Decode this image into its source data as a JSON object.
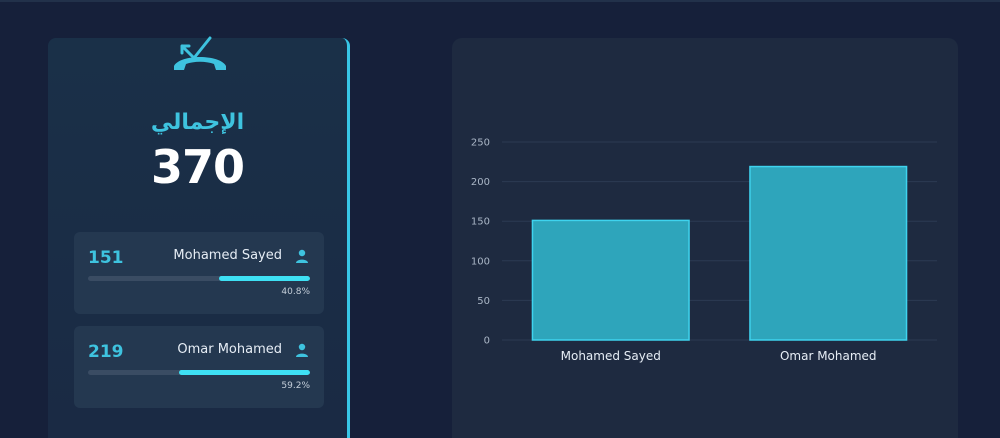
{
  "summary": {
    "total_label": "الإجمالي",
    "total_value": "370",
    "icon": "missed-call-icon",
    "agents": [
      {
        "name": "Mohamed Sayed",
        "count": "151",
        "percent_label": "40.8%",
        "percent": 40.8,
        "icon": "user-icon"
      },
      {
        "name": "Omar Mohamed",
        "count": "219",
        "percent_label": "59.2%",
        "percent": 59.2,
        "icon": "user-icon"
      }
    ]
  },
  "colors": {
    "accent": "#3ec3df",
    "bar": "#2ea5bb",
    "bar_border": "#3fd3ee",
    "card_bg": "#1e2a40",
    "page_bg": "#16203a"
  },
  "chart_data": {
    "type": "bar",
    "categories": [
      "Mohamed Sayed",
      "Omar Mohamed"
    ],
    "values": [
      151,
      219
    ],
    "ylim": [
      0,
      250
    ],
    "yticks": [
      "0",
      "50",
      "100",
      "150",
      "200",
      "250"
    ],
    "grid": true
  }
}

Task objective » All entries must be written out again exactly as given, with no pictures in the copy.

The solution »
Decode this image into its source data as a JSON object.
{
  "summary": {
    "total_label": "الإجمالي",
    "total_value": "370",
    "icon": "missed-call-icon",
    "agents": [
      {
        "name": "Mohamed Sayed",
        "count": "151",
        "percent_label": "40.8%",
        "percent": 40.8,
        "icon": "user-icon"
      },
      {
        "name": "Omar Mohamed",
        "count": "219",
        "percent_label": "59.2%",
        "percent": 59.2,
        "icon": "user-icon"
      }
    ]
  },
  "colors": {
    "accent": "#3ec3df",
    "bar": "#2ea5bb",
    "bar_border": "#3fd3ee",
    "card_bg": "#1e2a40",
    "page_bg": "#16203a"
  },
  "chart_data": {
    "type": "bar",
    "categories": [
      "Mohamed Sayed",
      "Omar Mohamed"
    ],
    "values": [
      151,
      219
    ],
    "ylim": [
      0,
      250
    ],
    "yticks": [
      "0",
      "50",
      "100",
      "150",
      "200",
      "250"
    ],
    "grid": true
  }
}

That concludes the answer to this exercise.